:: Directions ::
Without the pictures, reproduce the records that follow exactly.

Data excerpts
========

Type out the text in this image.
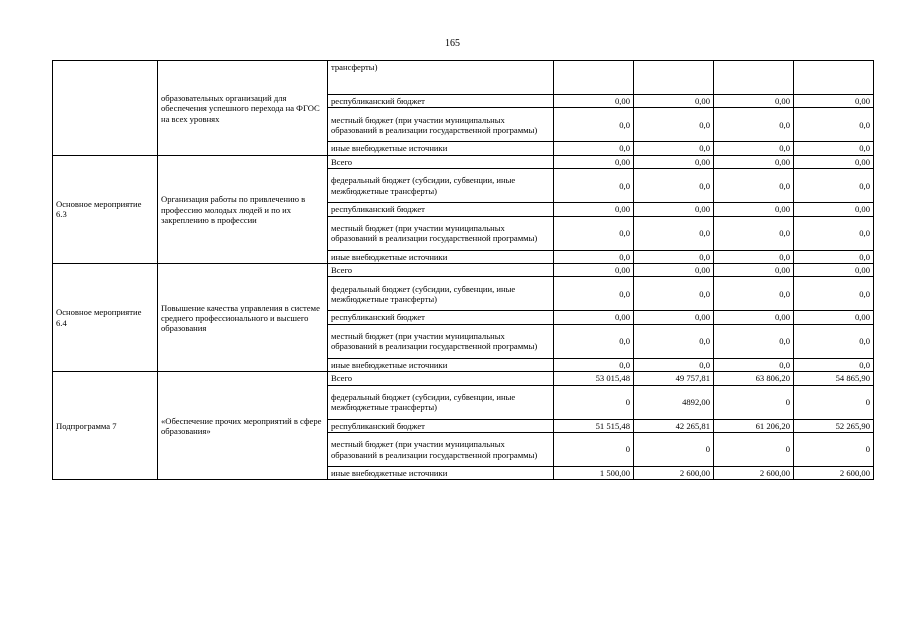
165

	образовательных организаций для обеспечения успешного перехода на ФГОС на всех уровнях	трансферты)				
		республиканский бюджет	0,00	0,00	0,00	0,00
		местный бюджет (при участии муниципальных образований в реализации государственной программы)	0,0	0,0	0,0	0,0
		иные внебюджетные источники	0,0	0,0	0,0	0,0

Основное мероприятие 6.3	Организация работы по привлечению в профессию молодых людей и по их закреплению в профессии	Всего	0,00	0,00	0,00	0,00
		федеральный бюджет (субсидии, субвенции, иные межбюджетные трансферты)	0,0	0,0	0,0	0,0
		республиканский бюджет	0,00	0,00	0,00	0,00
		местный бюджет (при участии муниципальных образований в реализации государственной программы)	0,0	0,0	0,0	0,0
		иные внебюджетные источники	0,0	0,0	0,0	0,0

Основное мероприятие 6.4	Повышение качества управления в системе среднего профессионального и высшего образования	Всего	0,00	0,00	0,00	0,00
		федеральный бюджет (субсидии, субвенции, иные межбюджетные трансферты)	0,0	0,0	0,0	0,0
		республиканский бюджет	0,00	0,00	0,00	0,00
		местный бюджет (при участии муниципальных образований в реализации государственной программы)	0,0	0,0	0,0	0,0
		иные внебюджетные источники	0,0	0,0	0,0	0,0

Подпрограмма 7	«Обеспечение прочих мероприятий в сфере образования»	Всего	53 015,48	49 757,81	63 806,20	54 865,90
		федеральный бюджет (субсидии, субвенции, иные межбюджетные трансферты)	0	4892,00	0	0
		республиканский бюджет	51 515,48	42 265,81	61 206,20	52 265,90
		местный бюджет (при участии муниципальных образований в реализации государственной программы)	0	0	0	0
		иные внебюджетные источники	1 500,00	2 600,00	2 600,00	2 600,00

========

:: Written solution ::
Type out the text in this image.
165

	образовательных организаций для обеспечения успешного перехода на ФГОС на всех уровнях	трансферты)				
		республиканский бюджет	0,00	0,00	0,00	0,00
		местный бюджет (при участии муниципальных образований в реализации государственной программы)	0,0	0,0	0,0	0,0
		иные внебюджетные источники	0,0	0,0	0,0	0,0

Основное мероприятие 6.3	Организация работы по привлечению в профессию молодых людей и по их закреплению в профессии	Всего	0,00	0,00	0,00	0,00
		федеральный бюджет (субсидии, субвенции, иные межбюджетные трансферты)	0,0	0,0	0,0	0,0
		республиканский бюджет	0,00	0,00	0,00	0,00
		местный бюджет (при участии муниципальных образований в реализации государственной программы)	0,0	0,0	0,0	0,0
		иные внебюджетные источники	0,0	0,0	0,0	0,0

Основное мероприятие 6.4	Повышение качества управления в системе среднего профессионального и высшего образования	Всего	0,00	0,00	0,00	0,00
		федеральный бюджет (субсидии, субвенции, иные межбюджетные трансферты)	0,0	0,0	0,0	0,0
		республиканский бюджет	0,00	0,00	0,00	0,00
		местный бюджет (при участии муниципальных образований в реализации государственной программы)	0,0	0,0	0,0	0,0
		иные внебюджетные источники	0,0	0,0	0,0	0,0

Подпрограмма 7	«Обеспечение прочих мероприятий в сфере образования»	Всего	53 015,48	49 757,81	63 806,20	54 865,90
		федеральный бюджет (субсидии, субвенции, иные межбюджетные трансферты)	0	4892,00	0	0
		республиканский бюджет	51 515,48	42 265,81	61 206,20	52 265,90
		местный бюджет (при участии муниципальных образований в реализации государственной программы)	0	0	0	0
		иные внебюджетные источники	1 500,00	2 600,00	2 600,00	2 600,00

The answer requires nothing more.